Stored entries:

*****

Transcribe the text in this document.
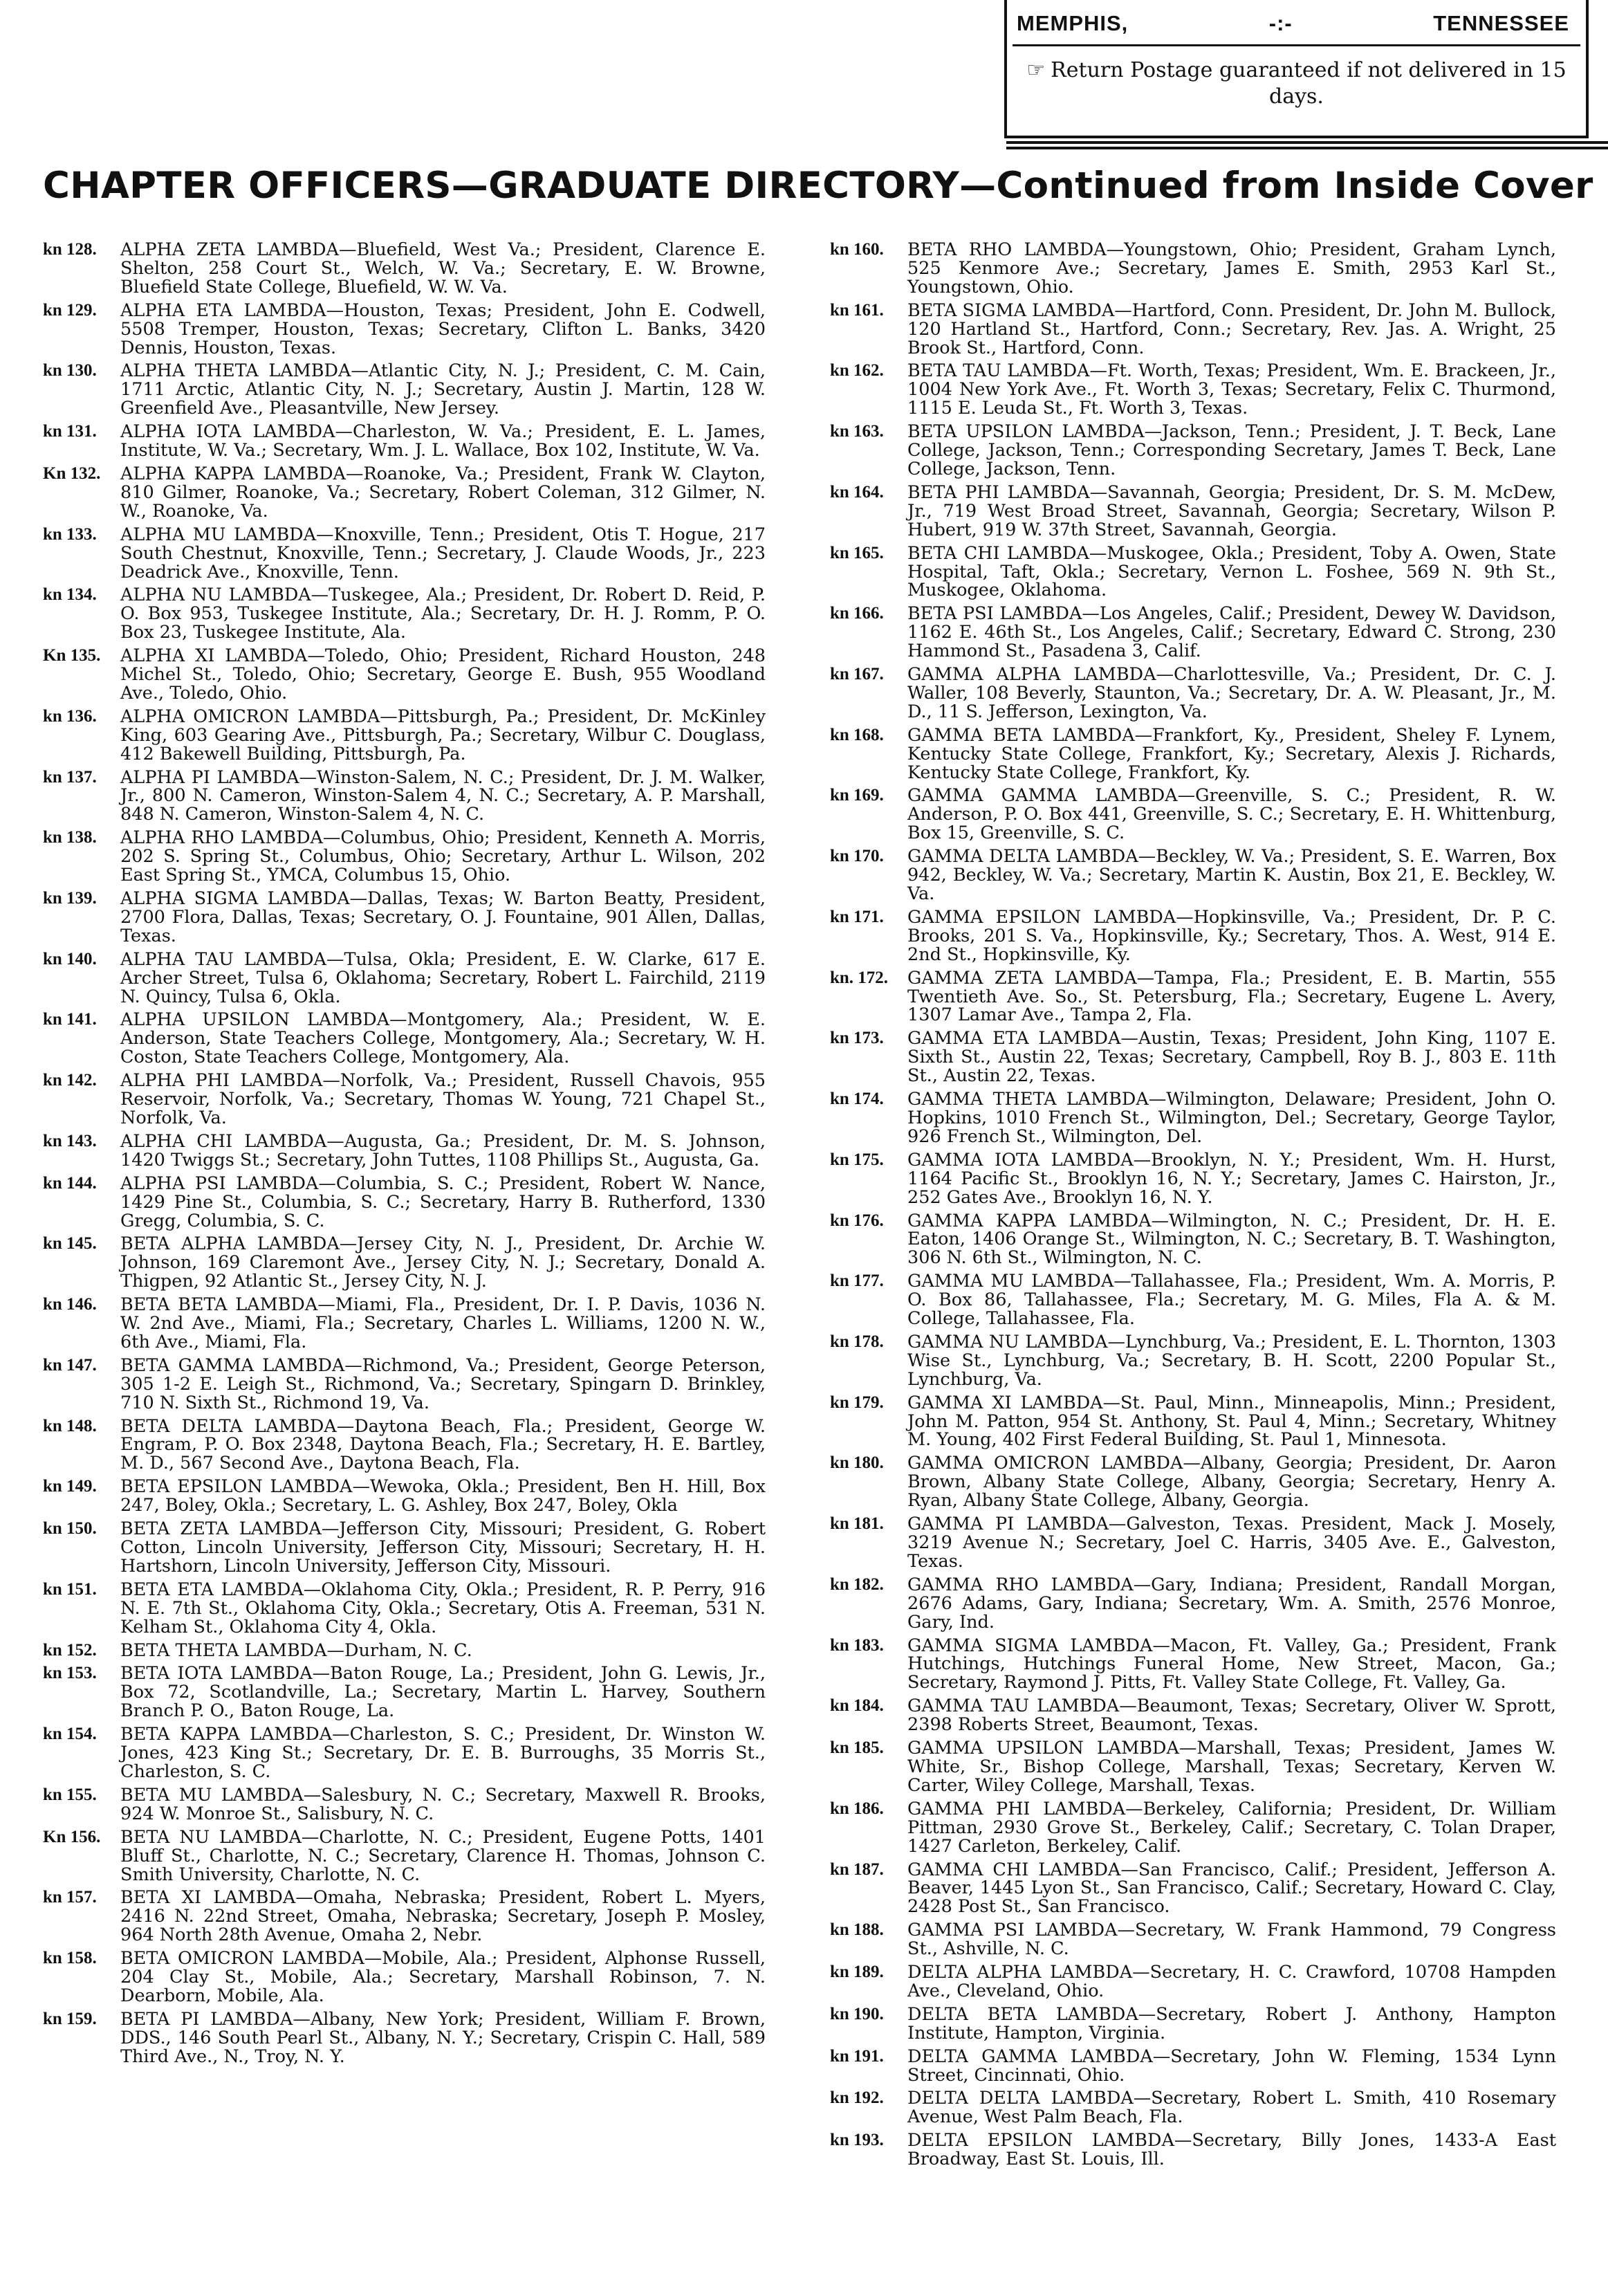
MEMPHIS,	-:-	TENNESSEE
☞ Return Postage guaranteed if not delivered in 15 days.
CHAPTER OFFICERS—GRADUATE DIRECTORY—Continued from Inside Cover
kn 128.	ALPHA ZETA LAMBDA—Bluefield, West Va.; President, Clarence E. Shelton, 258 Court St., Welch, W. Va.; Secretary, E. W. Browne, Bluefield State College, Bluefield, W. W. Va.
kn 129.	ALPHA ETA LAMBDA—Houston, Texas; President, John E. Codwell, 5508 Tremper, Houston, Texas; Secretary, Clifton L. Banks, 3420 Dennis, Houston, Texas.
kn 130.	ALPHA THETA LAMBDA—Atlantic City, N. J.; President, C. M. Cain, 1711 Arctic, Atlantic City, N. J.; Secretary, Austin J. Martin, 128 W. Greenfield Ave., Pleasantville, New Jersey.
kn 131.	ALPHA IOTA LAMBDA—Charleston, W. Va.; President, E. L. James, Institute, W. Va.; Secretary, Wm. J. L. Wallace, Box 102, Institute, W. Va.
Kn 132.	ALPHA KAPPA LAMBDA—Roanoke, Va.; President, Frank W. Clayton, 810 Gilmer, Roanoke, Va.; Secretary, Robert Coleman, 312 Gilmer, N. W., Roanoke, Va.
kn 133.	ALPHA MU LAMBDA—Knoxville, Tenn.; President, Otis T. Hogue, 217 South Chestnut, Knoxville, Tenn.; Secretary, J. Claude Woods, Jr., 223 Deadrick Ave., Knoxville, Tenn.
kn 134.	ALPHA NU LAMBDA—Tuskegee, Ala.; President, Dr. Robert D. Reid, P. O. Box 953, Tuskegee Institute, Ala.; Secretary, Dr. H. J. Romm, P. O. Box 23, Tuskegee Institute, Ala.
Kn 135.	ALPHA XI LAMBDA—Toledo, Ohio; President, Richard Houston, 248 Michel St., Toledo, Ohio; Secretary, George E. Bush, 955 Woodland Ave., Toledo, Ohio.
kn 136.	ALPHA OMICRON LAMBDA—Pittsburgh, Pa.; President, Dr. McKinley King, 603 Gearing Ave., Pittsburgh, Pa.; Secretary, Wilbur C. Douglass, 412 Bakewell Building, Pittsburgh, Pa.
kn 137.	ALPHA PI LAMBDA—Winston-Salem, N. C.; President, Dr. J. M. Walker, Jr., 800 N. Cameron, Winston-Salem 4, N. C.; Secretary, A. P. Marshall, 848 N. Cameron, Winston-Salem 4, N. C.
kn 138.	ALPHA RHO LAMBDA—Columbus, Ohio; President, Kenneth A. Morris, 202 S. Spring St., Columbus, Ohio; Secretary, Arthur L. Wilson, 202 East Spring St., YMCA, Columbus 15, Ohio.
kn 139.	ALPHA SIGMA LAMBDA—Dallas, Texas; W. Barton Beatty, President, 2700 Flora, Dallas, Texas; Secretary, O. J. Fountaine, 901 Allen, Dallas, Texas.
kn 140.	ALPHA TAU LAMBDA—Tulsa, Okla; President, E. W. Clarke, 617 E. Archer Street, Tulsa 6, Oklahoma; Secretary, Robert L. Fairchild, 2119 N. Quincy, Tulsa 6, Okla.
kn 141.	ALPHA UPSILON LAMBDA—Montgomery, Ala.; President, W. E. Anderson, State Teachers College, Montgomery, Ala.; Secretary, W. H. Coston, State Teachers College, Montgomery, Ala.
kn 142.	ALPHA PHI LAMBDA—Norfolk, Va.; President, Russell Chavois, 955 Reservoir, Norfolk, Va.; Secretary, Thomas W. Young, 721 Chapel St., Norfolk, Va.
kn 143.	ALPHA CHI LAMBDA—Augusta, Ga.; President, Dr. M. S. Johnson, 1420 Twiggs St.; Secretary, John Tuttes, 1108 Phillips St., Augusta, Ga.
kn 144.	ALPHA PSI LAMBDA—Columbia, S. C.; President, Robert W. Nance, 1429 Pine St., Columbia, S. C.; Secretary, Harry B. Rutherford, 1330 Gregg, Columbia, S. C.
kn 145.	BETA ALPHA LAMBDA—Jersey City, N. J., President, Dr. Archie W. Johnson, 169 Claremont Ave., Jersey City, N. J.; Secretary, Donald A. Thigpen, 92 Atlantic St., Jersey City, N. J.
kn 146.	BETA BETA LAMBDA—Miami, Fla., President, Dr. I. P. Davis, 1036 N. W. 2nd Ave., Miami, Fla.; Secretary, Charles L. Williams, 1200 N. W., 6th Ave., Miami, Fla.
kn 147.	BETA GAMMA LAMBDA—Richmond, Va.; President, George Peterson, 305 1-2 E. Leigh St., Richmond, Va.; Secretary, Spingarn D. Brinkley, 710 N. Sixth St., Richmond 19, Va.
kn 148.	BETA DELTA LAMBDA—Daytona Beach, Fla.; President, George W. Engram, P. O. Box 2348, Daytona Beach, Fla.; Secretary, H. E. Bartley, M. D., 567 Second Ave., Daytona Beach, Fla.
kn 149.	BETA EPSILON LAMBDA—Wewoka, Okla.; President, Ben H. Hill, Box 247, Boley, Okla.; Secretary, L. G. Ashley, Box 247, Boley, Okla
kn 150.	BETA ZETA LAMBDA—Jefferson City, Missouri; President, G. Robert Cotton, Lincoln University, Jefferson City, Missouri; Secretary, H. H. Hartshorn, Lincoln University, Jefferson City, Missouri.
kn 151.	BETA ETA LAMBDA—Oklahoma City, Okla.; President, R. P. Perry, 916 N. E. 7th St., Oklahoma City, Okla.; Secretary, Otis A. Freeman, 531 N. Kelham St., Oklahoma City 4, Okla.
kn 152.	BETA THETA LAMBDA—Durham, N. C.
kn 153.	BETA IOTA LAMBDA—Baton Rouge, La.; President, John G. Lewis, Jr., Box 72, Scotlandville, La.; Secretary, Martin L. Harvey, Southern Branch P. O., Baton Rouge, La.
kn 154.	BETA KAPPA LAMBDA—Charleston, S. C.; President, Dr. Winston W. Jones, 423 King St.; Secretary, Dr. E. B. Burroughs, 35 Morris St., Charleston, S. C.
kn 155.	BETA MU LAMBDA—Salesbury, N. C.; Secretary, Maxwell R. Brooks, 924 W. Monroe St., Salisbury, N. C.
Kn 156.	BETA NU LAMBDA—Charlotte, N. C.; President, Eugene Potts, 1401 Bluff St., Charlotte, N. C.; Secretary, Clarence H. Thomas, Johnson C. Smith University, Charlotte, N. C.
kn 157.	BETA XI LAMBDA—Omaha, Nebraska; President, Robert L. Myers, 2416 N. 22nd Street, Omaha, Nebraska; Secretary, Joseph P. Mosley, 964 North 28th Avenue, Omaha 2, Nebr.
kn 158.	BETA OMICRON LAMBDA—Mobile, Ala.; President, Alphonse Russell, 204 Clay St., Mobile, Ala.; Secretary, Marshall Robinson, 7. N. Dearborn, Mobile, Ala.
kn 159.	BETA PI LAMBDA—Albany, New York; President, William F. Brown, DDS., 146 South Pearl St., Albany, N. Y.; Secretary, Crispin C. Hall, 589 Third Ave., N., Troy, N. Y.
kn 160.	BETA RHO LAMBDA—Youngstown, Ohio; President, Graham Lynch, 525 Kenmore Ave.; Secretary, James E. Smith, 2953 Karl St., Youngstown, Ohio.
kn 161.	BETA SIGMA LAMBDA—Hartford, Conn. President, Dr. John M. Bullock, 120 Hartland St., Hartford, Conn.; Secretary, Rev. Jas. A. Wright, 25 Brook St., Hartford, Conn.
kn 162.	BETA TAU LAMBDA—Ft. Worth, Texas; President, Wm. E. Brackeen, Jr., 1004 New York Ave., Ft. Worth 3, Texas; Secretary, Felix C. Thurmond, 1115 E. Leuda St., Ft. Worth 3, Texas.
kn 163.	BETA UPSILON LAMBDA—Jackson, Tenn.; President, J. T. Beck, Lane College, Jackson, Tenn.; Corresponding Secretary, James T. Beck, Lane College, Jackson, Tenn.
kn 164.	BETA PHI LAMBDA—Savannah, Georgia; President, Dr. S. M. McDew, Jr., 719 West Broad Street, Savannah, Georgia; Secretary, Wilson P. Hubert, 919 W. 37th Street, Savannah, Georgia.
kn 165.	BETA CHI LAMBDA—Muskogee, Okla.; President, Toby A. Owen, State Hospital, Taft, Okla.; Secretary, Vernon L. Foshee, 569 N. 9th St., Muskogee, Oklahoma.
kn 166.	BETA PSI LAMBDA—Los Angeles, Calif.; President, Dewey W. Davidson, 1162 E. 46th St., Los Angeles, Calif.; Secretary, Edward C. Strong, 230 Hammond St., Pasadena 3, Calif.
kn 167.	GAMMA ALPHA LAMBDA—Charlottesville, Va.; President, Dr. C. J. Waller, 108 Beverly, Staunton, Va.; Secretary, Dr. A. W. Pleasant, Jr., M. D., 11 S. Jefferson, Lexington, Va.
kn 168.	GAMMA BETA LAMBDA—Frankfort, Ky., President, Sheley F. Lynem, Kentucky State College, Frankfort, Ky.; Secretary, Alexis J. Richards, Kentucky State College, Frankfort, Ky.
kn 169.	GAMMA GAMMA LAMBDA—Greenville, S. C.; President, R. W. Anderson, P. O. Box 441, Greenville, S. C.; Secretary, E. H. Whittenburg, Box 15, Greenville, S. C.
kn 170.	GAMMA DELTA LAMBDA—Beckley, W. Va.; President, S. E. Warren, Box 942, Beckley, W. Va.; Secretary, Martin K. Austin, Box 21, E. Beckley, W. Va.
kn 171.	GAMMA EPSILON LAMBDA—Hopkinsville, Va.; President, Dr. P. C. Brooks, 201 S. Va., Hopkinsville, Ky.; Secretary, Thos. A. West, 914 E. 2nd St., Hopkinsville, Ky.
kn. 172.	GAMMA ZETA LAMBDA—Tampa, Fla.; President, E. B. Martin, 555 Twentieth Ave. So., St. Petersburg, Fla.; Secretary, Eugene L. Avery, 1307 Lamar Ave., Tampa 2, Fla.
kn 173.	GAMMA ETA LAMBDA—Austin, Texas; President, John King, 1107 E. Sixth St., Austin 22, Texas; Secretary, Campbell, Roy B. J., 803 E. 11th St., Austin 22, Texas.
kn 174.	GAMMA THETA LAMBDA—Wilmington, Delaware; President, John O. Hopkins, 1010 French St., Wilmington, Del.; Secretary, George Taylor, 926 French St., Wilmington, Del.
kn 175.	GAMMA IOTA LAMBDA—Brooklyn, N. Y.; President, Wm. H. Hurst, 1164 Pacific St., Brooklyn 16, N. Y.; Secretary, James C. Hairston, Jr., 252 Gates Ave., Brooklyn 16, N. Y.
kn 176.	GAMMA KAPPA LAMBDA—Wilmington, N. C.; President, Dr. H. E. Eaton, 1406 Orange St., Wilmington, N. C.; Secretary, B. T. Washington, 306 N. 6th St., Wilmington, N. C.
kn 177.	GAMMA MU LAMBDA—Tallahassee, Fla.; President, Wm. A. Morris, P. O. Box 86, Tallahassee, Fla.; Secretary, M. G. Miles, Fla A. & M. College, Tallahassee, Fla.
kn 178.	GAMMA NU LAMBDA—Lynchburg, Va.; President, E. L. Thornton, 1303 Wise St., Lynchburg, Va.; Secretary, B. H. Scott, 2200 Popular St., Lynchburg, Va.
kn 179.	GAMMA XI LAMBDA—St. Paul, Minn., Minneapolis, Minn.; President, John M. Patton, 954 St. Anthony, St. Paul 4, Minn.; Secretary, Whitney M. Young, 402 First Federal Building, St. Paul 1, Minnesota.
kn 180.	GAMMA OMICRON LAMBDA—Albany, Georgia; President, Dr. Aaron Brown, Albany State College, Albany, Georgia; Secretary, Henry A. Ryan, Albany State College, Albany, Georgia.
kn 181.	GAMMA PI LAMBDA—Galveston, Texas. President, Mack J. Mosely, 3219 Avenue N.; Secretary, Joel C. Harris, 3405 Ave. E., Galveston, Texas.
kn 182.	GAMMA RHO LAMBDA—Gary, Indiana; President, Randall Morgan, 2676 Adams, Gary, Indiana; Secretary, Wm. A. Smith, 2576 Monroe, Gary, Ind.
kn 183.	GAMMA SIGMA LAMBDA—Macon, Ft. Valley, Ga.; President, Frank Hutchings, Hutchings Funeral Home, New Street, Macon, Ga.; Secretary, Raymond J. Pitts, Ft. Valley State College, Ft. Valley, Ga.
kn 184.	GAMMA TAU LAMBDA—Beaumont, Texas; Secretary, Oliver W. Sprott, 2398 Roberts Street, Beaumont, Texas.
kn 185.	GAMMA UPSILON LAMBDA—Marshall, Texas; President, James W. White, Sr., Bishop College, Marshall, Texas; Secretary, Kerven W. Carter, Wiley College, Marshall, Texas.
kn 186.	GAMMA PHI LAMBDA—Berkeley, California; President, Dr. William Pittman, 2930 Grove St., Berkeley, Calif.; Secretary, C. Tolan Draper, 1427 Carleton, Berkeley, Calif.
kn 187.	GAMMA CHI LAMBDA—San Francisco, Calif.; President, Jefferson A. Beaver, 1445 Lyon St., San Francisco, Calif.; Secretary, Howard C. Clay, 2428 Post St., San Francisco.
kn 188.	GAMMA PSI LAMBDA—Secretary, W. Frank Hammond, 79 Congress St., Ashville, N. C.
kn 189.	DELTA ALPHA LAMBDA—Secretary, H. C. Crawford, 10708 Hampden Ave., Cleveland, Ohio.
kn 190.	DELTA BETA LAMBDA—Secretary, Robert J. Anthony, Hampton Institute, Hampton, Virginia.
kn 191.	DELTA GAMMA LAMBDA—Secretary, John W. Fleming, 1534 Lynn Street, Cincinnati, Ohio.
kn 192.	DELTA DELTA LAMBDA—Secretary, Robert L. Smith, 410 Rosemary Avenue, West Palm Beach, Fla.
kn 193.	DELTA EPSILON LAMBDA—Secretary, Billy Jones, 1433-A East Broadway, East St. Louis, Ill.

*****

● **Aim**: Determine the number of lines containing "Hammond". Write only that number.

● **Answer to the problem**: 2